◆ Task prompt: Go through the lines below. Copy those with "prise".

◆ Information given:
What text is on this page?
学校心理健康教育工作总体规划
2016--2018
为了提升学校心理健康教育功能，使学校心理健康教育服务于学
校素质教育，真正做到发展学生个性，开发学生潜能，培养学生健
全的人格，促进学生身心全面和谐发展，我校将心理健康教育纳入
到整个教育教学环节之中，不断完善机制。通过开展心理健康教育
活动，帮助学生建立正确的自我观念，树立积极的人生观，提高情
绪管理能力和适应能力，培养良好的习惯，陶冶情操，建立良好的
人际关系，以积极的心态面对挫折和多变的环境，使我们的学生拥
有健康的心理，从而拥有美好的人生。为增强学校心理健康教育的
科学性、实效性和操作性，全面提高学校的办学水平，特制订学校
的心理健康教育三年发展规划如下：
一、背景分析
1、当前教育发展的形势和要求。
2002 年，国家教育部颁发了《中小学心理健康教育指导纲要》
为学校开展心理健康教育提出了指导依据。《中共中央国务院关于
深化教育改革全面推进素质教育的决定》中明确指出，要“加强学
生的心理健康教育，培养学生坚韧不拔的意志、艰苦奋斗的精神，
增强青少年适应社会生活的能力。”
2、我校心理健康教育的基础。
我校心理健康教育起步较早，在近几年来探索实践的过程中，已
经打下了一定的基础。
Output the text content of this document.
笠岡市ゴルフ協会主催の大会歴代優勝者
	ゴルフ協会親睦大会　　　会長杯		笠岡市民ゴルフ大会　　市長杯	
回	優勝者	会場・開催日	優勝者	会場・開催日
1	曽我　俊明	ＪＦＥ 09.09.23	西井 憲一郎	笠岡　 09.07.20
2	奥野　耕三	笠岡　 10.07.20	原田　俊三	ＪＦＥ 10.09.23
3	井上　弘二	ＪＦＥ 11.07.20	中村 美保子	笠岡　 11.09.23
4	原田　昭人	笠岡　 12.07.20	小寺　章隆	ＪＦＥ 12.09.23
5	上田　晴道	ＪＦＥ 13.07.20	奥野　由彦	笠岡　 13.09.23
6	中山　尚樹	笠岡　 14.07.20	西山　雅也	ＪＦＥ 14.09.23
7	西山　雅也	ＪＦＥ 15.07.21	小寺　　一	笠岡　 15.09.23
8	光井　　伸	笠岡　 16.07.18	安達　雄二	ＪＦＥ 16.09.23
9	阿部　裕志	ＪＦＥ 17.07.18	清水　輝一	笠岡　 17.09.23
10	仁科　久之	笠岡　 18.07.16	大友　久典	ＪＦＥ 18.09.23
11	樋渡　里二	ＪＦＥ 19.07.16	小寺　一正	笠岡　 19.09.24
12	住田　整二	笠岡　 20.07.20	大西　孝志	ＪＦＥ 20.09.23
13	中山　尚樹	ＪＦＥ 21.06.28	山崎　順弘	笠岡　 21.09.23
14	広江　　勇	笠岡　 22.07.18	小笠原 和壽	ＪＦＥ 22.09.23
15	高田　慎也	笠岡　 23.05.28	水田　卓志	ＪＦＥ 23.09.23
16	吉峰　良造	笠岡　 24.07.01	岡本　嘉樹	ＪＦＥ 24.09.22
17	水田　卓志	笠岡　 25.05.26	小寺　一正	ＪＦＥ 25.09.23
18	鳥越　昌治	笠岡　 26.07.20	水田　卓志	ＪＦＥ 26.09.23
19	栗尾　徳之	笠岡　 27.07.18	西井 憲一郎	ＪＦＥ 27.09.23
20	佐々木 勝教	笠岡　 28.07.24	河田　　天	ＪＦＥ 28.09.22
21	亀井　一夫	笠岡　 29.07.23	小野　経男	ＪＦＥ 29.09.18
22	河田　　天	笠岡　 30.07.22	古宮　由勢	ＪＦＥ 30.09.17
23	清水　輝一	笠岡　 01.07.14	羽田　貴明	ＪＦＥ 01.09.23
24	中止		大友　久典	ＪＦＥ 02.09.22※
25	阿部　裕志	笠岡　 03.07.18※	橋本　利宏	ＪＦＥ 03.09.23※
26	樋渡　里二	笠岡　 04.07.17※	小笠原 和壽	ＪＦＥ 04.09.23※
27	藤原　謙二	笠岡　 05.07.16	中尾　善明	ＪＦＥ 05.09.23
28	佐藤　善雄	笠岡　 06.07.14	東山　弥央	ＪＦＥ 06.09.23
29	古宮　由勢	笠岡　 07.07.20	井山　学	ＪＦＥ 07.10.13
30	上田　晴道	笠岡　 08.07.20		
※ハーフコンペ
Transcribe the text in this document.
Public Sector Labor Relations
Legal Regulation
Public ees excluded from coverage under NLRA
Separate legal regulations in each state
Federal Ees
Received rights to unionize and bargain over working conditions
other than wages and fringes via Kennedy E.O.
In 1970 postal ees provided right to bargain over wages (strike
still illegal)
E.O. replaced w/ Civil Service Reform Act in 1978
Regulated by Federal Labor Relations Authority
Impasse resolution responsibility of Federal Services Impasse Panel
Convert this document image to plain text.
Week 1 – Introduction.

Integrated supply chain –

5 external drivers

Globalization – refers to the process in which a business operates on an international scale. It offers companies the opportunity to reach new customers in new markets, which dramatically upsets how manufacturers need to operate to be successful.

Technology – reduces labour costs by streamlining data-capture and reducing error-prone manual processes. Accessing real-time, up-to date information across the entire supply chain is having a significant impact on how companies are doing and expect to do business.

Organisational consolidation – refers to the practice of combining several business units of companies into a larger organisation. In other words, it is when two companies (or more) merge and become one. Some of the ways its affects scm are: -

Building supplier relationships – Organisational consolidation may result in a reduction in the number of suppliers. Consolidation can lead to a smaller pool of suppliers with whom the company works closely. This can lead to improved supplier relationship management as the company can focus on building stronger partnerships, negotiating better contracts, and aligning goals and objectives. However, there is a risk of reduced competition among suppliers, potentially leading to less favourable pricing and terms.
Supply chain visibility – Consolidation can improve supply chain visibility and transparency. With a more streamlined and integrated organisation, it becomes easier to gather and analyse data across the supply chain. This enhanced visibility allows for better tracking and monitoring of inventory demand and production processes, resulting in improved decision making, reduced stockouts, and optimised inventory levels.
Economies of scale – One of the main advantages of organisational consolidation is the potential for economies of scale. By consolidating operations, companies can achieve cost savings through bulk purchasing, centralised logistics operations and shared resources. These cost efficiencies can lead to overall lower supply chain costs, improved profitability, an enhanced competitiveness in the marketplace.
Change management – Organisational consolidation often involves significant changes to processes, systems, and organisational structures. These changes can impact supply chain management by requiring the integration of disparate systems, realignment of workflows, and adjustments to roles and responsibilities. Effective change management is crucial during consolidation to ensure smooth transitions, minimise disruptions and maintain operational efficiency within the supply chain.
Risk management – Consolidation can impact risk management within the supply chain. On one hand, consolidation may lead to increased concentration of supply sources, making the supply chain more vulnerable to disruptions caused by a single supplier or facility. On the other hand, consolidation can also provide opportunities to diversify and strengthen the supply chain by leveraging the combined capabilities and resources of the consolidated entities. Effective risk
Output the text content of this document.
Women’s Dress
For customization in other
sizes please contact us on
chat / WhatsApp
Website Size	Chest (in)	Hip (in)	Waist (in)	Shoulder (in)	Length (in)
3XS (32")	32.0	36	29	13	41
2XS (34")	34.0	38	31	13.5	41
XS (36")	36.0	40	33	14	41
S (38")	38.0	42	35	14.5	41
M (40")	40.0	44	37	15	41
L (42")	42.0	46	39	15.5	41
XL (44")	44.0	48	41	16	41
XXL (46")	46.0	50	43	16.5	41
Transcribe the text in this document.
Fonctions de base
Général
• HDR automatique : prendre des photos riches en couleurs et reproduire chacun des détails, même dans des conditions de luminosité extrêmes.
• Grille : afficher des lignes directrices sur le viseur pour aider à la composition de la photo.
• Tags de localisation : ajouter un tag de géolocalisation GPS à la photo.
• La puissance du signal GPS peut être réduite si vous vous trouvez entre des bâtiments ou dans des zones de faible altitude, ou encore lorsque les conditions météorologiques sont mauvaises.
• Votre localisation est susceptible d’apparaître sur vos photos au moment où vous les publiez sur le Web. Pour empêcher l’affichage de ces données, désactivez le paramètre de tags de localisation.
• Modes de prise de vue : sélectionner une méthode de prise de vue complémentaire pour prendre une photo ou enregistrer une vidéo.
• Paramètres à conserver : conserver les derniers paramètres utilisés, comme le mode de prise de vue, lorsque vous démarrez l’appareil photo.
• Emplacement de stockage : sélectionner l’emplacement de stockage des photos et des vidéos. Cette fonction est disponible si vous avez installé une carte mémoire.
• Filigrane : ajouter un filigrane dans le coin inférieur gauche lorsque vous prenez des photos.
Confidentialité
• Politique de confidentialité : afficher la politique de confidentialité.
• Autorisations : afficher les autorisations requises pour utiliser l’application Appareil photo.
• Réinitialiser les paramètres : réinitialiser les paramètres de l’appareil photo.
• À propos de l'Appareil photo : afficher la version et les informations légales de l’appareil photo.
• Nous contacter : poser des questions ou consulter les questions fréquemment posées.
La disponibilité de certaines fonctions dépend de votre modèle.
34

◆ Written response:
• Modes de prise de vue : sélectionner une méthode de prise de vue complémentaire pour prendre une photo ou enregistrer une vidéo.
• Paramètres à conserver : conserver les derniers paramètres utilisés, comme le mode de prise de vue, lorsque vous démarrez l’appareil photo.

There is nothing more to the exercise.